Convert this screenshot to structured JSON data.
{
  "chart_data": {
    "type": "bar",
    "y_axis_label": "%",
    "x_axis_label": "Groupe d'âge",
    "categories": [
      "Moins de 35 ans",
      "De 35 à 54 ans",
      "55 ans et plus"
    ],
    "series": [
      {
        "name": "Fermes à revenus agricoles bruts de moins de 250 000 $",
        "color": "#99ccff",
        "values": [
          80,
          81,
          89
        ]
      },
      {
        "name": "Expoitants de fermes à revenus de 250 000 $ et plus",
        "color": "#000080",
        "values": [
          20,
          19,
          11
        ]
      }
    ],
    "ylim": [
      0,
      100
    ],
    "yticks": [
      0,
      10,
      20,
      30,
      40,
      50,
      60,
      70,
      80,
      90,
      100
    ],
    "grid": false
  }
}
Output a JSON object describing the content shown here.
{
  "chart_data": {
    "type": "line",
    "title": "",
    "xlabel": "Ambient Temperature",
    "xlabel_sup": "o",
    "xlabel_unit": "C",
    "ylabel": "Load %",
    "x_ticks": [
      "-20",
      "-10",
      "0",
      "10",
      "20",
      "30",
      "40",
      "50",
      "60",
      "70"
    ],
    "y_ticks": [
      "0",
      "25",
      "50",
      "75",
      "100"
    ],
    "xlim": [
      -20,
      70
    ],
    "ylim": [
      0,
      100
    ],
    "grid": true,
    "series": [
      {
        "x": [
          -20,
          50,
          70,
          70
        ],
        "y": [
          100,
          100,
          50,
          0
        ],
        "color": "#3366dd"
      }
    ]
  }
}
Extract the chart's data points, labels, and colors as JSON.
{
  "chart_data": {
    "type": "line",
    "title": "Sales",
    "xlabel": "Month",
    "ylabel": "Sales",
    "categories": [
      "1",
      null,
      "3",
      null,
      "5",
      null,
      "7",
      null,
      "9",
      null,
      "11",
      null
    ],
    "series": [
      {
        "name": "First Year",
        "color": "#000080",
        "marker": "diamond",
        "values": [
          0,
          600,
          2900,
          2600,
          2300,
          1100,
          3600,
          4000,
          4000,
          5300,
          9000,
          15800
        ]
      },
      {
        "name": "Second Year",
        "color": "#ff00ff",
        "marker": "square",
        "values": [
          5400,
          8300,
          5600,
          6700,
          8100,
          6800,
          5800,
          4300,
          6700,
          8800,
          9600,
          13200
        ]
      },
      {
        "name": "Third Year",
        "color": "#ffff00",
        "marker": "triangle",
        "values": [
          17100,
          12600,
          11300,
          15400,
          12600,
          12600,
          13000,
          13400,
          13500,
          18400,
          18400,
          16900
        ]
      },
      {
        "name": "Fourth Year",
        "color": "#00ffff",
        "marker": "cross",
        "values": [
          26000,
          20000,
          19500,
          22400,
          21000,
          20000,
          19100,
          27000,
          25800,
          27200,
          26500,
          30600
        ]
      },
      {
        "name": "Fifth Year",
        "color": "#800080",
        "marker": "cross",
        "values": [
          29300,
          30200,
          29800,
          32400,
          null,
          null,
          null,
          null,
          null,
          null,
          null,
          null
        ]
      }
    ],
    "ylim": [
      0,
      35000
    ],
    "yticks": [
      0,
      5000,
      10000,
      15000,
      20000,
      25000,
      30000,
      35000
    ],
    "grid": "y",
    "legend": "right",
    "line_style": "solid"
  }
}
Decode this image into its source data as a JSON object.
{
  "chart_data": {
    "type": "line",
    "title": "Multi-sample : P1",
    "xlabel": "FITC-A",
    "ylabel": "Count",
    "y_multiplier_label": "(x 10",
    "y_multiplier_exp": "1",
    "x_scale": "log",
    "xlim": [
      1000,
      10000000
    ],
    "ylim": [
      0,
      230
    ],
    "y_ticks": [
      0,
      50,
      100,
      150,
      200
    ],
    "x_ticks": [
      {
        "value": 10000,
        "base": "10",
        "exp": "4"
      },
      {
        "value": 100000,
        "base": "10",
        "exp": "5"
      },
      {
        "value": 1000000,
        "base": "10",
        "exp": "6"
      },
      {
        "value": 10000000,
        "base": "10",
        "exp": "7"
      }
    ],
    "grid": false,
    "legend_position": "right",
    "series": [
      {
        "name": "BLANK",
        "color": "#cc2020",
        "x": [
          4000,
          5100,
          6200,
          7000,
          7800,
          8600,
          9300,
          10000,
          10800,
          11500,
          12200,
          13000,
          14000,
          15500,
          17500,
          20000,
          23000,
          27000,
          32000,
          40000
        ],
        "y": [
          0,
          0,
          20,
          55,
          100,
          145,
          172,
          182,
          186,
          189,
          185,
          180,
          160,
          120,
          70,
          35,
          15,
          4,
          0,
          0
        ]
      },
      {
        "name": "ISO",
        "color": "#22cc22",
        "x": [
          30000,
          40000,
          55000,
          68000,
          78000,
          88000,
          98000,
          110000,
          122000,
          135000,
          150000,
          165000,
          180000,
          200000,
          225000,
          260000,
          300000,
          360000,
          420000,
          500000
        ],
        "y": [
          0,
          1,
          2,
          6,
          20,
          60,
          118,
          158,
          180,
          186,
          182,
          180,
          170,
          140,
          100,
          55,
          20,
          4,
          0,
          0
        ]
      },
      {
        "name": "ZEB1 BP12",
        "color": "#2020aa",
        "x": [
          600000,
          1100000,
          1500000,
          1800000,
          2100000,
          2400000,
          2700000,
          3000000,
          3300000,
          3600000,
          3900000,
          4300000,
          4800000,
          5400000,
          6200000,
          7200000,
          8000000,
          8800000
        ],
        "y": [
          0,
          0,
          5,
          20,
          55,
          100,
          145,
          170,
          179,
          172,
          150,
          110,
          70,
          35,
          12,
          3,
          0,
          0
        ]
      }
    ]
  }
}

□ □ □ □ □

WHAT IS NEEDED:
Copy all the entries verbatim.

THE SOLUTION:
Convert this screenshot to structured JSON data.
{
  "chart_data": {
    "type": "bar",
    "y_axis_label": "%",
    "x_axis_label": "Groupe d'âge",
    "categories": [
      "Moins de 35 ans",
      "De 35 à 54 ans",
      "55 ans et plus"
    ],
    "series": [
      {
        "name": "Fermes à revenus agricoles bruts de moins de 250 000 $",
        "color": "#99ccff",
        "values": [
          80,
          81,
          89
        ]
      },
      {
        "name": "Expoitants de fermes à revenus de 250 000 $ et plus",
        "color": "#000080",
        "values": [
          20,
          19,
          11
        ]
      }
    ],
    "ylim": [
      0,
      100
    ],
    "yticks": [
      0,
      10,
      20,
      30,
      40,
      50,
      60,
      70,
      80,
      90,
      100
    ],
    "grid": false
  }
}
Output a JSON object describing the content shown here.
{
  "chart_data": {
    "type": "line",
    "title": "",
    "xlabel": "Ambient Temperature",
    "xlabel_sup": "o",
    "xlabel_unit": "C",
    "ylabel": "Load %",
    "x_ticks": [
      "-20",
      "-10",
      "0",
      "10",
      "20",
      "30",
      "40",
      "50",
      "60",
      "70"
    ],
    "y_ticks": [
      "0",
      "25",
      "50",
      "75",
      "100"
    ],
    "xlim": [
      -20,
      70
    ],
    "ylim": [
      0,
      100
    ],
    "grid": true,
    "series": [
      {
        "x": [
          -20,
          50,
          70,
          70
        ],
        "y": [
          100,
          100,
          50,
          0
        ],
        "color": "#3366dd"
      }
    ]
  }
}
Extract the chart's data points, labels, and colors as JSON.
{
  "chart_data": {
    "type": "line",
    "title": "Sales",
    "xlabel": "Month",
    "ylabel": "Sales",
    "categories": [
      "1",
      null,
      "3",
      null,
      "5",
      null,
      "7",
      null,
      "9",
      null,
      "11",
      null
    ],
    "series": [
      {
        "name": "First Year",
        "color": "#000080",
        "marker": "diamond",
        "values": [
          0,
          600,
          2900,
          2600,
          2300,
          1100,
          3600,
          4000,
          4000,
          5300,
          9000,
          15800
        ]
      },
      {
        "name": "Second Year",
        "color": "#ff00ff",
        "marker": "square",
        "values": [
          5400,
          8300,
          5600,
          6700,
          8100,
          6800,
          5800,
          4300,
          6700,
          8800,
          9600,
          13200
        ]
      },
      {
        "name": "Third Year",
        "color": "#ffff00",
        "marker": "triangle",
        "values": [
          17100,
          12600,
          11300,
          15400,
          12600,
          12600,
          13000,
          13400,
          13500,
          18400,
          18400,
          16900
        ]
      },
      {
        "name": "Fourth Year",
        "color": "#00ffff",
        "marker": "cross",
        "values": [
          26000,
          20000,
          19500,
          22400,
          21000,
          20000,
          19100,
          27000,
          25800,
          27200,
          26500,
          30600
        ]
      },
      {
        "name": "Fifth Year",
        "color": "#800080",
        "marker": "cross",
        "values": [
          29300,
          30200,
          29800,
          32400,
          null,
          null,
          null,
          null,
          null,
          null,
          null,
          null
        ]
      }
    ],
    "ylim": [
      0,
      35000
    ],
    "yticks": [
      0,
      5000,
      10000,
      15000,
      20000,
      25000,
      30000,
      35000
    ],
    "grid": "y",
    "legend": "right",
    "line_style": "solid"
  }
}
Decode this image into its source data as a JSON object.
{
  "chart_data": {
    "type": "line",
    "title": "Multi-sample : P1",
    "xlabel": "FITC-A",
    "ylabel": "Count",
    "y_multiplier_label": "(x 10",
    "y_multiplier_exp": "1",
    "x_scale": "log",
    "xlim": [
      1000,
      10000000
    ],
    "ylim": [
      0,
      230
    ],
    "y_ticks": [
      0,
      50,
      100,
      150,
      200
    ],
    "x_ticks": [
      {
        "value": 10000,
        "base": "10",
        "exp": "4"
      },
      {
        "value": 100000,
        "base": "10",
        "exp": "5"
      },
      {
        "value": 1000000,
        "base": "10",
        "exp": "6"
      },
      {
        "value": 10000000,
        "base": "10",
        "exp": "7"
      }
    ],
    "grid": false,
    "legend_position": "right",
    "series": [
      {
        "name": "BLANK",
        "color": "#cc2020",
        "x": [
          4000,
          5100,
          6200,
          7000,
          7800,
          8600,
          9300,
          10000,
          10800,
          11500,
          12200,
          13000,
          14000,
          15500,
          17500,
          20000,
          23000,
          27000,
          32000,
          40000
        ],
        "y": [
          0,
          0,
          20,
          55,
          100,
          145,
          172,
          182,
          186,
          189,
          185,
          180,
          160,
          120,
          70,
          35,
          15,
          4,
          0,
          0
        ]
      },
      {
        "name": "ISO",
        "color": "#22cc22",
        "x": [
          30000,
          40000,
          55000,
          68000,
          78000,
          88000,
          98000,
          110000,
          122000,
          135000,
          150000,
          165000,
          180000,
          200000,
          225000,
          260000,
          300000,
          360000,
          420000,
          500000
        ],
        "y": [
          0,
          1,
          2,
          6,
          20,
          60,
          118,
          158,
          180,
          186,
          182,
          180,
          170,
          140,
          100,
          55,
          20,
          4,
          0,
          0
        ]
      },
      {
        "name": "ZEB1 BP12",
        "color": "#2020aa",
        "x": [
          600000,
          1100000,
          1500000,
          1800000,
          2100000,
          2400000,
          2700000,
          3000000,
          3300000,
          3600000,
          3900000,
          4300000,
          4800000,
          5400000,
          6200000,
          7200000,
          8000000,
          8800000
        ],
        "y": [
          0,
          0,
          5,
          20,
          55,
          100,
          145,
          170,
          179,
          172,
          150,
          110,
          70,
          35,
          12,
          3,
          0,
          0
        ]
      }
    ]
  }
}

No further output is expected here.